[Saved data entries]
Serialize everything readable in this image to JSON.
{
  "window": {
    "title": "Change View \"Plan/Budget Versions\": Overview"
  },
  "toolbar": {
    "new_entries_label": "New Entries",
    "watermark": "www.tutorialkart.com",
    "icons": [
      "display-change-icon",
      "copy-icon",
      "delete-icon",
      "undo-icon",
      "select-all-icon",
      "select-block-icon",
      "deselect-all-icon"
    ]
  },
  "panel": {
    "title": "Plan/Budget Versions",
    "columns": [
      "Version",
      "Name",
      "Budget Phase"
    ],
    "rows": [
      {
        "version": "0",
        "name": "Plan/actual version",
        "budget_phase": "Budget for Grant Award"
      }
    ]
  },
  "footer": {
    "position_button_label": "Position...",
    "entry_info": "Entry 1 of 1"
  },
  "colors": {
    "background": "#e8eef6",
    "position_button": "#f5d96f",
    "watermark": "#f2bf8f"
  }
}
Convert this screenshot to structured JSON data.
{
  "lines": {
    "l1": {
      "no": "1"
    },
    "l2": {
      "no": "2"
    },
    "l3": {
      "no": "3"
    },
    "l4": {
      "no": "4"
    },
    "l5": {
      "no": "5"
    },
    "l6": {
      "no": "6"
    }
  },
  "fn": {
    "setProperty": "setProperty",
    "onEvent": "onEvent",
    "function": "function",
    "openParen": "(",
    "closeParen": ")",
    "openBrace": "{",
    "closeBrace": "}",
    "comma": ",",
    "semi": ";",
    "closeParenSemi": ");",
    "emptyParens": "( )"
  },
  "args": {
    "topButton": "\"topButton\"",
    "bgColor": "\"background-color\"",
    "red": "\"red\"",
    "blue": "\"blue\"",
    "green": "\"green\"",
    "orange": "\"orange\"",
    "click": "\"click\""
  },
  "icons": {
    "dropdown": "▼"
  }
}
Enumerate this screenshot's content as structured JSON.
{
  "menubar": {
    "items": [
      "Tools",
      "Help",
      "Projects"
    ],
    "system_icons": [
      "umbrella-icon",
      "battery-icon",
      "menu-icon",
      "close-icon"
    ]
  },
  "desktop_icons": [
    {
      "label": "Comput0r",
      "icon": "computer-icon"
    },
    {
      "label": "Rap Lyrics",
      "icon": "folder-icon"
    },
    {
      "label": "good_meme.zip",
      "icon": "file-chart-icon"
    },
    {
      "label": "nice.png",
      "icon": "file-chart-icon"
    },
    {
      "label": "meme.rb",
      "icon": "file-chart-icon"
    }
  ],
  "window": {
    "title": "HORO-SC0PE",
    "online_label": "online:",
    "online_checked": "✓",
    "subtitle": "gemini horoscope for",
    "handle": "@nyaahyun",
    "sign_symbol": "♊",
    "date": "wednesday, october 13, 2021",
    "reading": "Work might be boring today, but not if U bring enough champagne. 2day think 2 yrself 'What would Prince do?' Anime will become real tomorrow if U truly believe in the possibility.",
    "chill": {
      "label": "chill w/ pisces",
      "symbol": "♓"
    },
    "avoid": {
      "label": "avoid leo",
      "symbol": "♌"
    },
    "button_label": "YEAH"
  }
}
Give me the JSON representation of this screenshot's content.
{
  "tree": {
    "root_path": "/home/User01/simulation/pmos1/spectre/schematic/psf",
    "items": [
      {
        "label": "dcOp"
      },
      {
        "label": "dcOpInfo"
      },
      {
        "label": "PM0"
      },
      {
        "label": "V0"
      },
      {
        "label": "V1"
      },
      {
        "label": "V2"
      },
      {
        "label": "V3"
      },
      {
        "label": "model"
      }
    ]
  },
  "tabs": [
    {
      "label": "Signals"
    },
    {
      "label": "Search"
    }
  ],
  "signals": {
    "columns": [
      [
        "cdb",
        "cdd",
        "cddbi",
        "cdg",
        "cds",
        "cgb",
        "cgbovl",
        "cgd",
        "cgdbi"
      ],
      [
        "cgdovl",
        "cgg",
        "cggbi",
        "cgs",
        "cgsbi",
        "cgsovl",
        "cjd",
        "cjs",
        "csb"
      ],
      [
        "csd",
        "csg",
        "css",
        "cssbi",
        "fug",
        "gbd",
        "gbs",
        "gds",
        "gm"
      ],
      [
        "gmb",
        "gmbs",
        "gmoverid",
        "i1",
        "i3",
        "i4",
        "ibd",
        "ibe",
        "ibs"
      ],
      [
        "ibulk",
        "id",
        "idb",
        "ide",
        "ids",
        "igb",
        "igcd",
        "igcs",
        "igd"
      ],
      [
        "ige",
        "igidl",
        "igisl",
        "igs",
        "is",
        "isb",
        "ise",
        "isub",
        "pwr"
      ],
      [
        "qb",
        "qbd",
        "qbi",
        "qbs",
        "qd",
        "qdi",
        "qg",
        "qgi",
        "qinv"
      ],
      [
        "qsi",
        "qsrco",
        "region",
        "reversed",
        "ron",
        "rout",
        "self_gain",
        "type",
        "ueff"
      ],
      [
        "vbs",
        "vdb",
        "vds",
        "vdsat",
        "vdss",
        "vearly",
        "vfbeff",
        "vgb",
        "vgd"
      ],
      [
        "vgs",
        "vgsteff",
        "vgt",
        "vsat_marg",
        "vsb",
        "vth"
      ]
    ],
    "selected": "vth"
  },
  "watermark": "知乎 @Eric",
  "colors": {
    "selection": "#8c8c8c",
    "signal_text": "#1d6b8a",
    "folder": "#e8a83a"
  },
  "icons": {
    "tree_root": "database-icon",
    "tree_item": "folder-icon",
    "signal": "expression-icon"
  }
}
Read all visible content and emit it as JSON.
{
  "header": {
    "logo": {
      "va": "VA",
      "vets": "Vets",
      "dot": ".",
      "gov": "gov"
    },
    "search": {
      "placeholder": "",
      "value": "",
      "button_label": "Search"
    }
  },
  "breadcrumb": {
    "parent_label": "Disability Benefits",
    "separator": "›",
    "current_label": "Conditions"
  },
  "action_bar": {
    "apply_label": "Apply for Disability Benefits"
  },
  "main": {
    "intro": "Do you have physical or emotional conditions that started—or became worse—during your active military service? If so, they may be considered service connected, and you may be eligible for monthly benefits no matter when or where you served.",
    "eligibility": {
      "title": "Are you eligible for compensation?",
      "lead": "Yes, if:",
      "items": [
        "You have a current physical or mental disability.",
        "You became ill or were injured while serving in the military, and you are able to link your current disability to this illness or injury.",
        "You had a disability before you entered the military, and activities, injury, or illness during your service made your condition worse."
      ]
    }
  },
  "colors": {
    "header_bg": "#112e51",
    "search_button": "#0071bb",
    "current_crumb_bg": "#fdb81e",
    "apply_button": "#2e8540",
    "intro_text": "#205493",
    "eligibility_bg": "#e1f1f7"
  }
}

▶ _Task statement_
Repeat all the records. Match each line exactly.

▶ _The result_
Serialize everything readable in this image to JSON.
{
  "window": {
    "title": "Change View \"Plan/Budget Versions\": Overview"
  },
  "toolbar": {
    "new_entries_label": "New Entries",
    "watermark": "www.tutorialkart.com",
    "icons": [
      "display-change-icon",
      "copy-icon",
      "delete-icon",
      "undo-icon",
      "select-all-icon",
      "select-block-icon",
      "deselect-all-icon"
    ]
  },
  "panel": {
    "title": "Plan/Budget Versions",
    "columns": [
      "Version",
      "Name",
      "Budget Phase"
    ],
    "rows": [
      {
        "version": "0",
        "name": "Plan/actual version",
        "budget_phase": "Budget for Grant Award"
      }
    ]
  },
  "footer": {
    "position_button_label": "Position...",
    "entry_info": "Entry 1 of 1"
  },
  "colors": {
    "background": "#e8eef6",
    "position_button": "#f5d96f",
    "watermark": "#f2bf8f"
  }
}
Convert this screenshot to structured JSON data.
{
  "lines": {
    "l1": {
      "no": "1"
    },
    "l2": {
      "no": "2"
    },
    "l3": {
      "no": "3"
    },
    "l4": {
      "no": "4"
    },
    "l5": {
      "no": "5"
    },
    "l6": {
      "no": "6"
    }
  },
  "fn": {
    "setProperty": "setProperty",
    "onEvent": "onEvent",
    "function": "function",
    "openParen": "(",
    "closeParen": ")",
    "openBrace": "{",
    "closeBrace": "}",
    "comma": ",",
    "semi": ";",
    "closeParenSemi": ");",
    "emptyParens": "( )"
  },
  "args": {
    "topButton": "\"topButton\"",
    "bgColor": "\"background-color\"",
    "red": "\"red\"",
    "blue": "\"blue\"",
    "green": "\"green\"",
    "orange": "\"orange\"",
    "click": "\"click\""
  },
  "icons": {
    "dropdown": "▼"
  }
}
Enumerate this screenshot's content as structured JSON.
{
  "menubar": {
    "items": [
      "Tools",
      "Help",
      "Projects"
    ],
    "system_icons": [
      "umbrella-icon",
      "battery-icon",
      "menu-icon",
      "close-icon"
    ]
  },
  "desktop_icons": [
    {
      "label": "Comput0r",
      "icon": "computer-icon"
    },
    {
      "label": "Rap Lyrics",
      "icon": "folder-icon"
    },
    {
      "label": "good_meme.zip",
      "icon": "file-chart-icon"
    },
    {
      "label": "nice.png",
      "icon": "file-chart-icon"
    },
    {
      "label": "meme.rb",
      "icon": "file-chart-icon"
    }
  ],
  "window": {
    "title": "HORO-SC0PE",
    "online_label": "online:",
    "online_checked": "✓",
    "subtitle": "gemini horoscope for",
    "handle": "@nyaahyun",
    "sign_symbol": "♊",
    "date": "wednesday, october 13, 2021",
    "reading": "Work might be boring today, but not if U bring enough champagne. 2day think 2 yrself 'What would Prince do?' Anime will become real tomorrow if U truly believe in the possibility.",
    "chill": {
      "label": "chill w/ pisces",
      "symbol": "♓"
    },
    "avoid": {
      "label": "avoid leo",
      "symbol": "♌"
    },
    "button_label": "YEAH"
  }
}
Give me the JSON representation of this screenshot's content.
{
  "tree": {
    "root_path": "/home/User01/simulation/pmos1/spectre/schematic/psf",
    "items": [
      {
        "label": "dcOp"
      },
      {
        "label": "dcOpInfo"
      },
      {
        "label": "PM0"
      },
      {
        "label": "V0"
      },
      {
        "label": "V1"
      },
      {
        "label": "V2"
      },
      {
        "label": "V3"
      },
      {
        "label": "model"
      }
    ]
  },
  "tabs": [
    {
      "label": "Signals"
    },
    {
      "label": "Search"
    }
  ],
  "signals": {
    "columns": [
      [
        "cdb",
        "cdd",
        "cddbi",
        "cdg",
        "cds",
        "cgb",
        "cgbovl",
        "cgd",
        "cgdbi"
      ],
      [
        "cgdovl",
        "cgg",
        "cggbi",
        "cgs",
        "cgsbi",
        "cgsovl",
        "cjd",
        "cjs",
        "csb"
      ],
      [
        "csd",
        "csg",
        "css",
        "cssbi",
        "fug",
        "gbd",
        "gbs",
        "gds",
        "gm"
      ],
      [
        "gmb",
        "gmbs",
        "gmoverid",
        "i1",
        "i3",
        "i4",
        "ibd",
        "ibe",
        "ibs"
      ],
      [
        "ibulk",
        "id",
        "idb",
        "ide",
        "ids",
        "igb",
        "igcd",
        "igcs",
        "igd"
      ],
      [
        "ige",
        "igidl",
        "igisl",
        "igs",
        "is",
        "isb",
        "ise",
        "isub",
        "pwr"
      ],
      [
        "qb",
        "qbd",
        "qbi",
        "qbs",
        "qd",
        "qdi",
        "qg",
        "qgi",
        "qinv"
      ],
      [
        "qsi",
        "qsrco",
        "region",
        "reversed",
        "ron",
        "rout",
        "self_gain",
        "type",
        "ueff"
      ],
      [
        "vbs",
        "vdb",
        "vds",
        "vdsat",
        "vdss",
        "vearly",
        "vfbeff",
        "vgb",
        "vgd"
      ],
      [
        "vgs",
        "vgsteff",
        "vgt",
        "vsat_marg",
        "vsb",
        "vth"
      ]
    ],
    "selected": "vth"
  },
  "watermark": "知乎 @Eric",
  "colors": {
    "selection": "#8c8c8c",
    "signal_text": "#1d6b8a",
    "folder": "#e8a83a"
  },
  "icons": {
    "tree_root": "database-icon",
    "tree_item": "folder-icon",
    "signal": "expression-icon"
  }
}
Read all visible content and emit it as JSON.
{
  "header": {
    "logo": {
      "va": "VA",
      "vets": "Vets",
      "dot": ".",
      "gov": "gov"
    },
    "search": {
      "placeholder": "",
      "value": "",
      "button_label": "Search"
    }
  },
  "breadcrumb": {
    "parent_label": "Disability Benefits",
    "separator": "›",
    "current_label": "Conditions"
  },
  "action_bar": {
    "apply_label": "Apply for Disability Benefits"
  },
  "main": {
    "intro": "Do you have physical or emotional conditions that started—or became worse—during your active military service? If so, they may be considered service connected, and you may be eligible for monthly benefits no matter when or where you served.",
    "eligibility": {
      "title": "Are you eligible for compensation?",
      "lead": "Yes, if:",
      "items": [
        "You have a current physical or mental disability.",
        "You became ill or were injured while serving in the military, and you are able to link your current disability to this illness or injury.",
        "You had a disability before you entered the military, and activities, injury, or illness during your service made your condition worse."
      ]
    }
  },
  "colors": {
    "header_bg": "#112e51",
    "search_button": "#0071bb",
    "current_crumb_bg": "#fdb81e",
    "apply_button": "#2e8540",
    "intro_text": "#205493",
    "eligibility_bg": "#e1f1f7"
  }
}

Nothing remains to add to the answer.